MATERIAL PROVIDED ->
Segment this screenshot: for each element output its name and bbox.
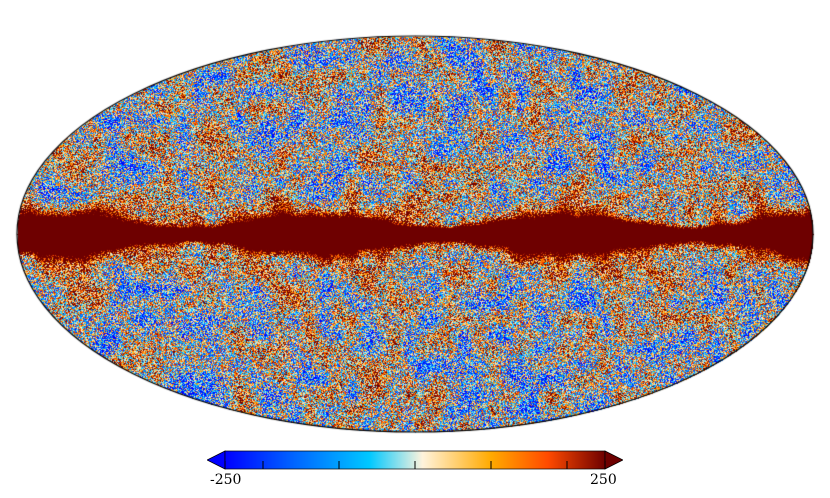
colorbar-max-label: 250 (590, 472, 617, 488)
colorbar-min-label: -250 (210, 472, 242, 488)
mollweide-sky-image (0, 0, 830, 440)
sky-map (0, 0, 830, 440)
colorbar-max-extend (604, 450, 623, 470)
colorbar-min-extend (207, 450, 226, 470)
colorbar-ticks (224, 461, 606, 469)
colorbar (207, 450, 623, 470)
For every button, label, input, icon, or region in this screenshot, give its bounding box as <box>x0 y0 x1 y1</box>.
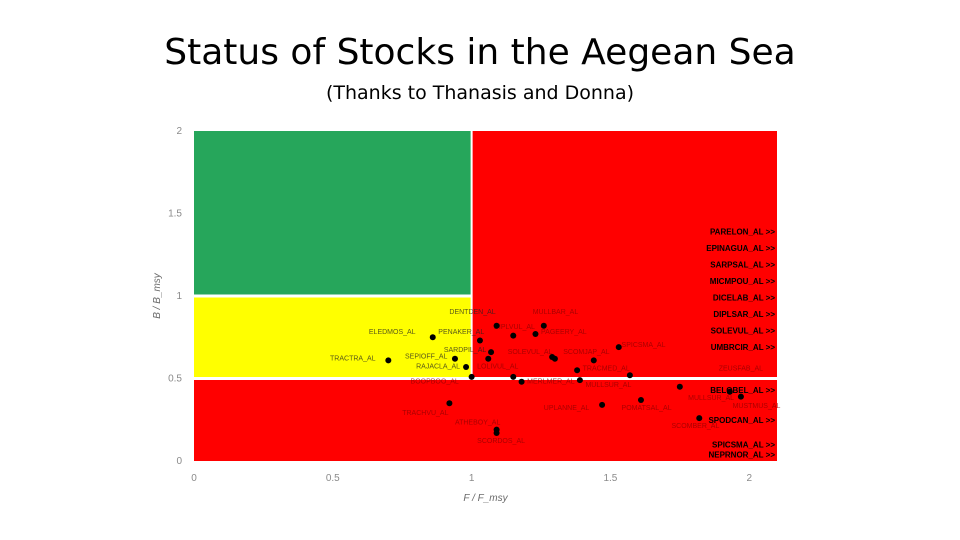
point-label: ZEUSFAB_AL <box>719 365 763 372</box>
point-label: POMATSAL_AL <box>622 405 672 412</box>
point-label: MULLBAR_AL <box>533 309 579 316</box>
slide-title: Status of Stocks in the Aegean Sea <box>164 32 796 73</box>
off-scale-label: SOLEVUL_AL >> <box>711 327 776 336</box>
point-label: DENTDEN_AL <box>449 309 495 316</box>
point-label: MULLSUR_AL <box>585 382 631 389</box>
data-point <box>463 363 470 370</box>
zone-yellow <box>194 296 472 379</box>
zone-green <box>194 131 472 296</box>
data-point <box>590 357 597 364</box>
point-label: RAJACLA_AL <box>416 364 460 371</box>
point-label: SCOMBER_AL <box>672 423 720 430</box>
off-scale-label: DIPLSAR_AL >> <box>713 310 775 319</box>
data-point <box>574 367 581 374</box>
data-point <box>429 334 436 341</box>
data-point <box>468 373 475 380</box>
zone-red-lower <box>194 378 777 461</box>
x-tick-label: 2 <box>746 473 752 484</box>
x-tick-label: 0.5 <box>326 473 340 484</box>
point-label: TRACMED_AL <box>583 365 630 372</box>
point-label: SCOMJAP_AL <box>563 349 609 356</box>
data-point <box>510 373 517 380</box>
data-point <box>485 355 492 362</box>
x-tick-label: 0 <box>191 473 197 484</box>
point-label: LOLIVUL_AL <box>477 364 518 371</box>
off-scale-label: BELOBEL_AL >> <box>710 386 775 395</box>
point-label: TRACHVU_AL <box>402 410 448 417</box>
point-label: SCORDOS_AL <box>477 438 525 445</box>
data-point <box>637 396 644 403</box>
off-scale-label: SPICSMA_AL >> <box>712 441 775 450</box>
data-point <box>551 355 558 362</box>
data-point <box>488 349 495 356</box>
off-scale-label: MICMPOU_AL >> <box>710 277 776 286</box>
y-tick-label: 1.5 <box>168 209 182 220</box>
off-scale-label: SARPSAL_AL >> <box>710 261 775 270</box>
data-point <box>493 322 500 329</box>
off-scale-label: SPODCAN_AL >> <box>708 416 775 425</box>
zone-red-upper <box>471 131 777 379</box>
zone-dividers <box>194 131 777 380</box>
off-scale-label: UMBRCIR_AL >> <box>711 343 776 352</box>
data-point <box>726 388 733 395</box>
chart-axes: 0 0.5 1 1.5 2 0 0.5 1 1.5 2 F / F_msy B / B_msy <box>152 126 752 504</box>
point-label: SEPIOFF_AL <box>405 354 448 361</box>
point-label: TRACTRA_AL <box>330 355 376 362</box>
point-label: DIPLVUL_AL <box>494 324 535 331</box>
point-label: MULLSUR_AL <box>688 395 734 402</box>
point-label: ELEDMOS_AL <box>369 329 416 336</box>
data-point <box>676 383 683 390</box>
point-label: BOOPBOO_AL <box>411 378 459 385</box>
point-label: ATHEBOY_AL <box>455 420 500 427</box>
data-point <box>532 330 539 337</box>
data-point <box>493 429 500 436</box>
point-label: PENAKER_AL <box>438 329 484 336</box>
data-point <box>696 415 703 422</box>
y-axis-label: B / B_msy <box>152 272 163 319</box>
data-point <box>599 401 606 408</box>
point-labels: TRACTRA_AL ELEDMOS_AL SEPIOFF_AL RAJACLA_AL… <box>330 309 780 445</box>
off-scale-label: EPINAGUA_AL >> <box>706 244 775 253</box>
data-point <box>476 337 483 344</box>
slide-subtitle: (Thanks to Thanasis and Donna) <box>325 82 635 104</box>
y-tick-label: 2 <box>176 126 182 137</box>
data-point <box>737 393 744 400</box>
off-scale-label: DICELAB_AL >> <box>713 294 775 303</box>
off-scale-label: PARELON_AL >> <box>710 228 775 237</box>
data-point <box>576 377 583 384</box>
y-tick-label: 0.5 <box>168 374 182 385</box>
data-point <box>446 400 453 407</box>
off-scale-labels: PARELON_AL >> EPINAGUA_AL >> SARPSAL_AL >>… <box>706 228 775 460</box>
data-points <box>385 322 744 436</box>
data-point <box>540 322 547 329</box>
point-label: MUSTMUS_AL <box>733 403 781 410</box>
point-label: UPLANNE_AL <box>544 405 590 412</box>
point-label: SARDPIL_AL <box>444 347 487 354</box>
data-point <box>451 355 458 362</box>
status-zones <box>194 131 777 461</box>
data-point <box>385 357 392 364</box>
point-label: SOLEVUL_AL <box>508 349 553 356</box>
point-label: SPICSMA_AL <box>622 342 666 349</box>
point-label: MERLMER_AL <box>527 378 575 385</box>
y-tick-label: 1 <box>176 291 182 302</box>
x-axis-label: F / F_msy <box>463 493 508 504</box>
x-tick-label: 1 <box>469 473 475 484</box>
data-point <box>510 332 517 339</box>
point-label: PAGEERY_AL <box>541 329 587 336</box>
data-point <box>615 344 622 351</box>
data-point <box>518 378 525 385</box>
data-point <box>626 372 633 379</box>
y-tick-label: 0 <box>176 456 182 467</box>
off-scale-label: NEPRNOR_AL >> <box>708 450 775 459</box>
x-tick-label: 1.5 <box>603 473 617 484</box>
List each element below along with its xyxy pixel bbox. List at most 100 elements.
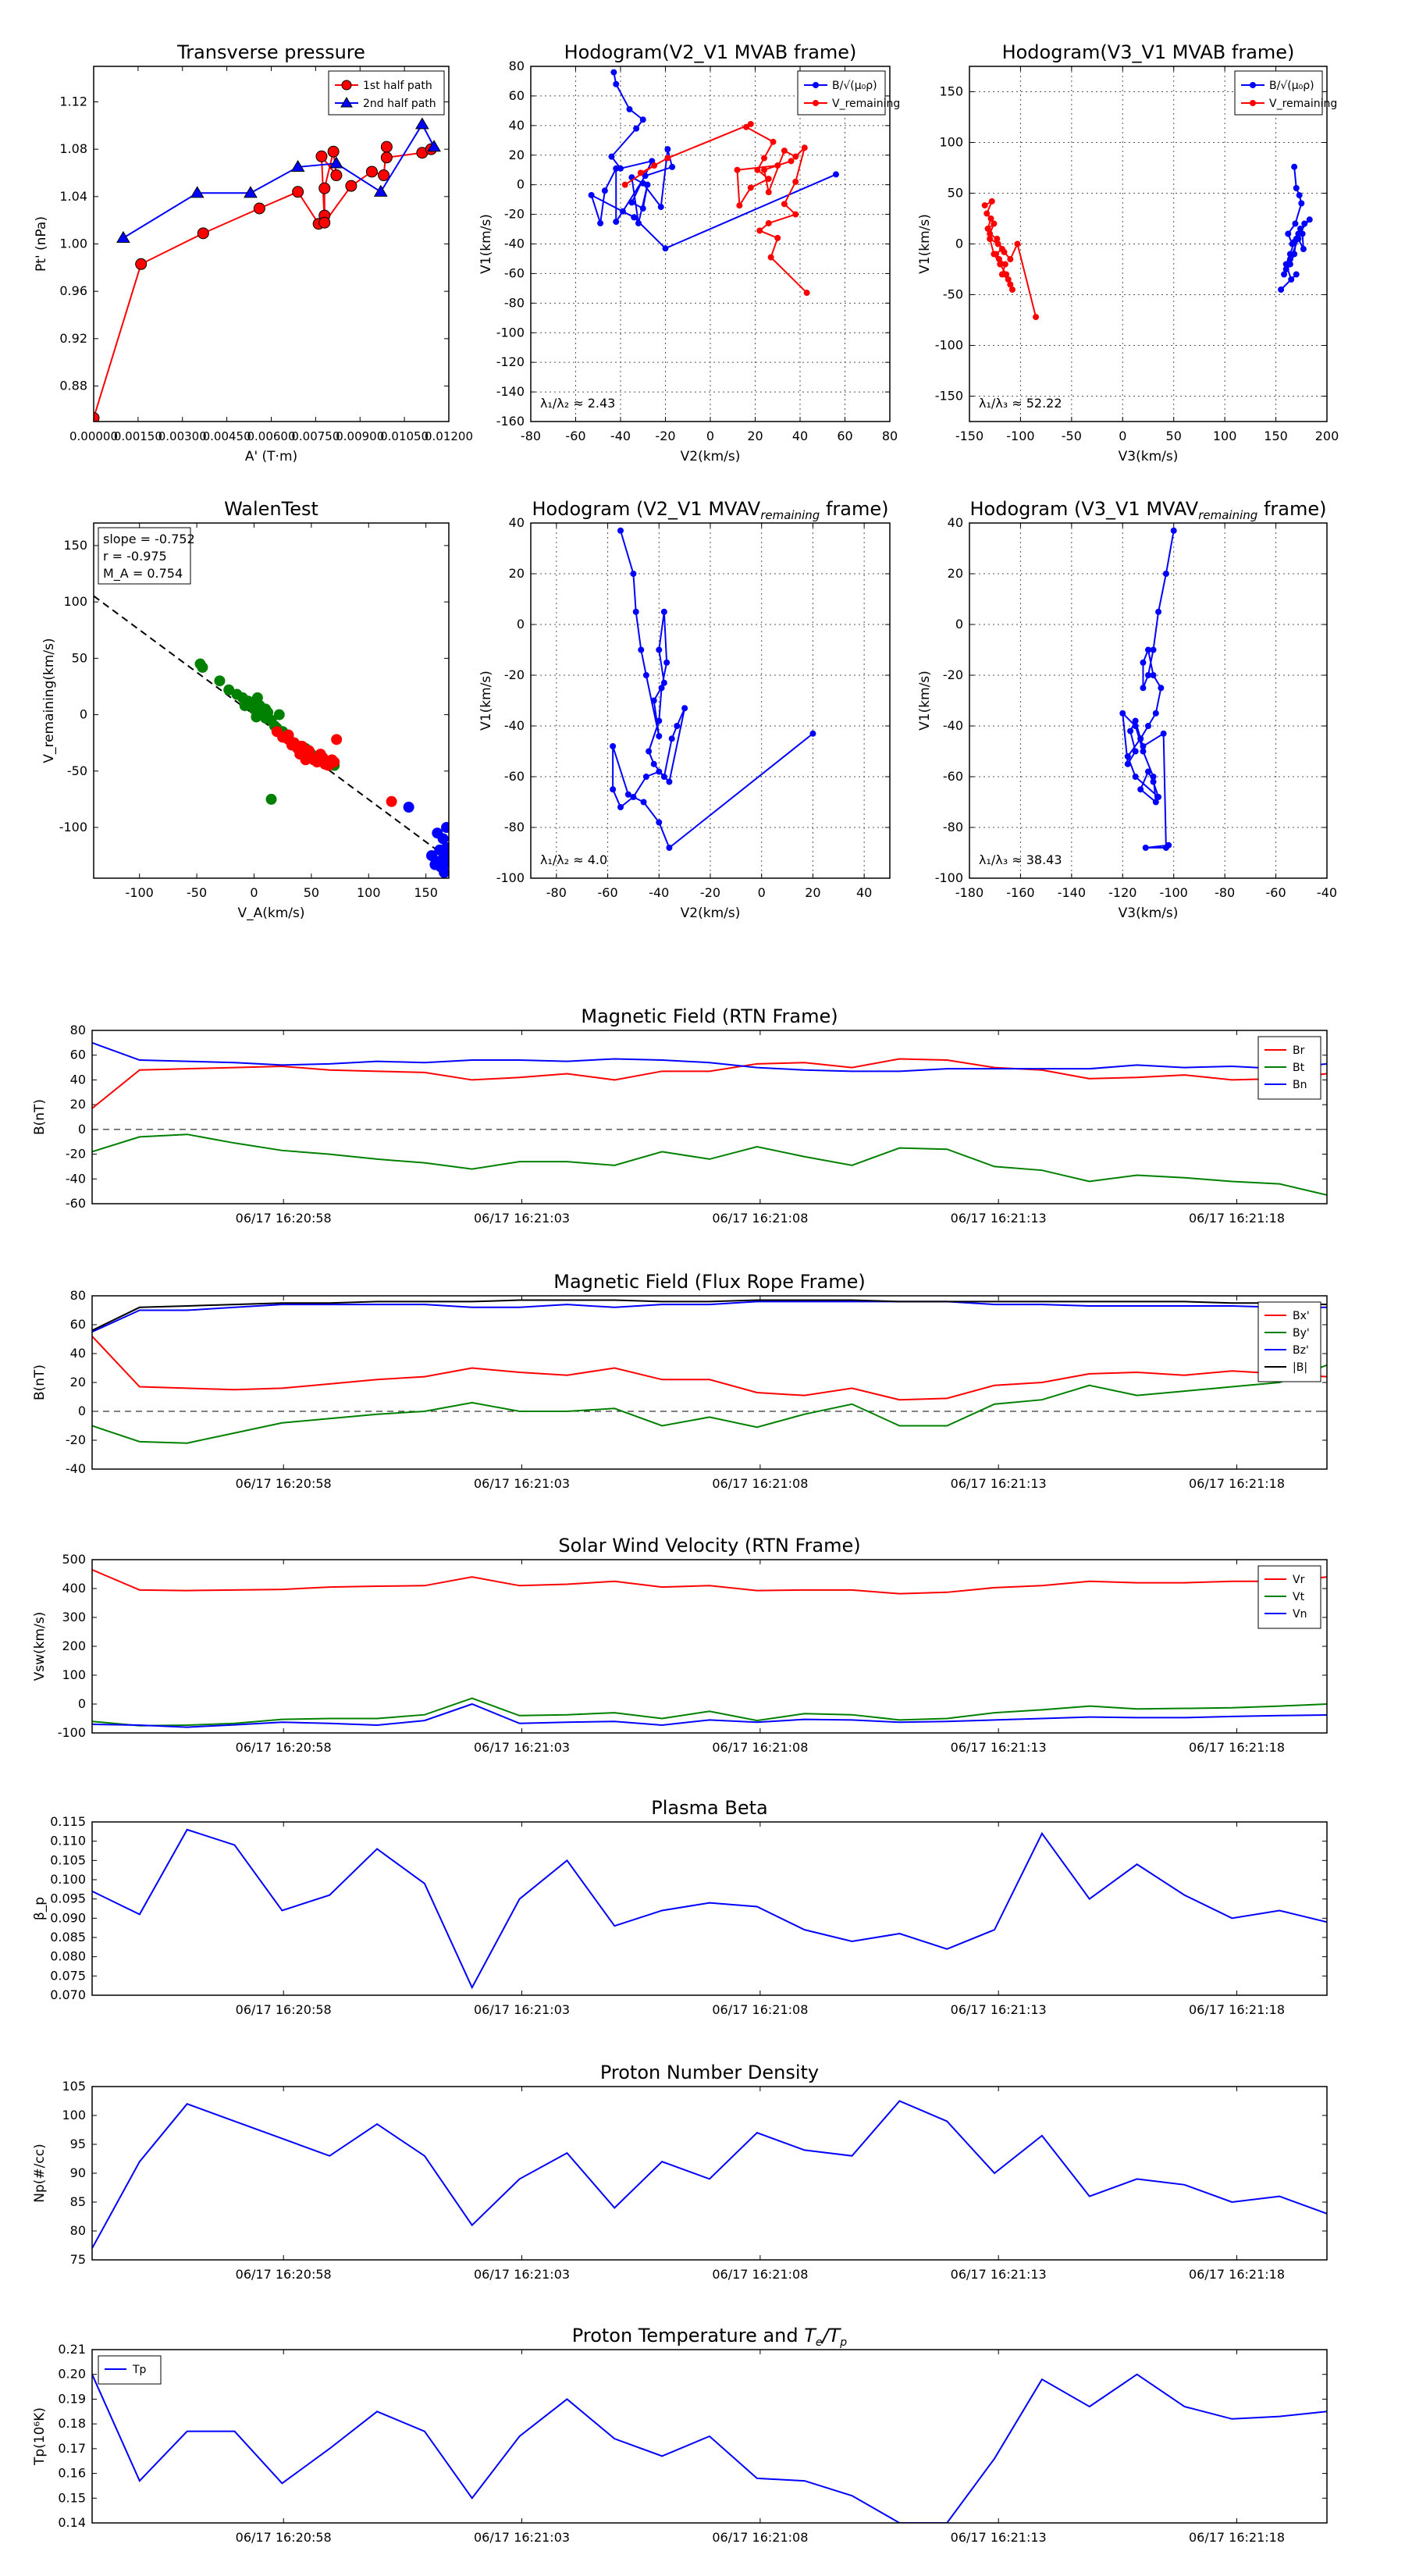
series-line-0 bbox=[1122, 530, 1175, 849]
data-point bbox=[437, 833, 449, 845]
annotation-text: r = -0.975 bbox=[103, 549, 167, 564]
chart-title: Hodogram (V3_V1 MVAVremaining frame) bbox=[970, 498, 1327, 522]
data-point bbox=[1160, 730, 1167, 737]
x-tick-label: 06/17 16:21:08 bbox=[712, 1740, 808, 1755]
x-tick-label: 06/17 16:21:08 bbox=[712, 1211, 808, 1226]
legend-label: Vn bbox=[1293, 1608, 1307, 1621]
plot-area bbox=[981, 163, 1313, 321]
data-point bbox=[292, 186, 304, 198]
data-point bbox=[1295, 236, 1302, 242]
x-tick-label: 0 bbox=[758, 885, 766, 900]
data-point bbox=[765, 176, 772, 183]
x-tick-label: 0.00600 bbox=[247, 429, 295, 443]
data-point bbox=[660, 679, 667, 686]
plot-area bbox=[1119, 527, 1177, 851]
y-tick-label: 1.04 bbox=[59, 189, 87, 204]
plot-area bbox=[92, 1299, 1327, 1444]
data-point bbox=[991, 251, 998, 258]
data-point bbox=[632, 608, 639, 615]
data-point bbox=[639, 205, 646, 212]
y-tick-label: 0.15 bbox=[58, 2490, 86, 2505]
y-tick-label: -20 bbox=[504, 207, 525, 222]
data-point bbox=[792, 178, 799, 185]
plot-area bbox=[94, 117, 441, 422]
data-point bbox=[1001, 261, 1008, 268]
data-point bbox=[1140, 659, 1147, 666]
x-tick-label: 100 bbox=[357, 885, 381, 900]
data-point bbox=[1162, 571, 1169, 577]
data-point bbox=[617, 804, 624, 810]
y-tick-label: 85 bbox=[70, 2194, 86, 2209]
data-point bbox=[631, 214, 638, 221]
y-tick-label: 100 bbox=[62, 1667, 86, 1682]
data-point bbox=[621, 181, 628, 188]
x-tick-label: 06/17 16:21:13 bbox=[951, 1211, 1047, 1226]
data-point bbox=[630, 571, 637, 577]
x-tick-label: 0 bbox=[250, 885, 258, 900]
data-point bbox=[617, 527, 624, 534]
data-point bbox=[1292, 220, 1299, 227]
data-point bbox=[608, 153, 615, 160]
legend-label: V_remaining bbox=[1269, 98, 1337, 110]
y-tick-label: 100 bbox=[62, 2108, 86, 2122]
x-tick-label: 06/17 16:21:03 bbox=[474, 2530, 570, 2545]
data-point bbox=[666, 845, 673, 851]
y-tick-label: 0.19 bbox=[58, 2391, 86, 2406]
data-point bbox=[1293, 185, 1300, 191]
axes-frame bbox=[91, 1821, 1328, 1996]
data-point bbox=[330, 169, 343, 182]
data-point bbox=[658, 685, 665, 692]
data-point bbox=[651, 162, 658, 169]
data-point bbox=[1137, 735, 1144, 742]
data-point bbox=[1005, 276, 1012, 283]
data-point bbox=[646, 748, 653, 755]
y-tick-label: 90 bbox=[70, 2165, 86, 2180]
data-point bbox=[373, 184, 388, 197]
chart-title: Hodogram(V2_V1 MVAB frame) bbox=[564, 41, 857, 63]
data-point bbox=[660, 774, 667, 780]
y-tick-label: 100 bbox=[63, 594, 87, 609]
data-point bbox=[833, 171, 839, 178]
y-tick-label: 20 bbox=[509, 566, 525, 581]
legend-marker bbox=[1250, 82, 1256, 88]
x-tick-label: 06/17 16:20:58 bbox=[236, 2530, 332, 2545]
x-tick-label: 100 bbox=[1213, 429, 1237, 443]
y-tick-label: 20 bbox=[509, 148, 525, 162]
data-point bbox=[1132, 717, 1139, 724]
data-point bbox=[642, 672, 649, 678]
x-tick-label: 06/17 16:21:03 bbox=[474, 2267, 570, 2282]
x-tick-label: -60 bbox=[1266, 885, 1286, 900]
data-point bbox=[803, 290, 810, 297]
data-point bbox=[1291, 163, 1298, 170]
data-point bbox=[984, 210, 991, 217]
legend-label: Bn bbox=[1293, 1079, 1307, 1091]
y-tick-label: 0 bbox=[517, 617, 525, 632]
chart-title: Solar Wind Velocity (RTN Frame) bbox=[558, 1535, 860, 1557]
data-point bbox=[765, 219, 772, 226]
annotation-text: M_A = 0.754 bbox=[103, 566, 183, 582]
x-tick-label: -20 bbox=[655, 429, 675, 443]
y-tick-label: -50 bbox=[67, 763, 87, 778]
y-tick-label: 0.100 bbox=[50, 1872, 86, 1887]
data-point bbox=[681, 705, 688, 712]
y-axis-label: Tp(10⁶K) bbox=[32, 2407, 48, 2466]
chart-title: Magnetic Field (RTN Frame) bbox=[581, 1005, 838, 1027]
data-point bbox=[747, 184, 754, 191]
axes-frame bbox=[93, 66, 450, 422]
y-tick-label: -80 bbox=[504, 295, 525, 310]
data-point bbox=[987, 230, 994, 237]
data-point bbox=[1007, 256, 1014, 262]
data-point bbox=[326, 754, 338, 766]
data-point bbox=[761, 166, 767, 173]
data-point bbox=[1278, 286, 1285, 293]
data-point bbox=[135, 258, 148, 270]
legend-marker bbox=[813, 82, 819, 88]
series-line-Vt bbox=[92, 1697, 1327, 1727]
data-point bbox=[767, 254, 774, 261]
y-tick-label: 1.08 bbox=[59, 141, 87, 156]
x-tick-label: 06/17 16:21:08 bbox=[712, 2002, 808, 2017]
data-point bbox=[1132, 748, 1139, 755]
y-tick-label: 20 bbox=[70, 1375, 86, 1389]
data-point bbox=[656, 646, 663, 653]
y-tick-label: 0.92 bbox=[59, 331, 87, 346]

STATED EXERCISE ->
Copy the data above verbatim, from its first line through the line containing "For every button, label, input, icon, or", with both of those lines included, and omit the pictures.

FINISHED ANSWER ->
Segment this screenshot: for each element output its name and bbox.
colorbar-max-label: 250 (590, 472, 617, 488)
colorbar-min-label: -250 (210, 472, 242, 488)
mollweide-sky-image (0, 0, 830, 440)
sky-map (0, 0, 830, 440)
colorbar-max-extend (604, 450, 623, 470)
colorbar-min-extend (207, 450, 226, 470)
colorbar-ticks (224, 461, 606, 469)
colorbar (207, 450, 623, 470)
For every button, label, input, icon, or region in this screenshot, give its bounding box as <box>x0 y0 x1 y1</box>.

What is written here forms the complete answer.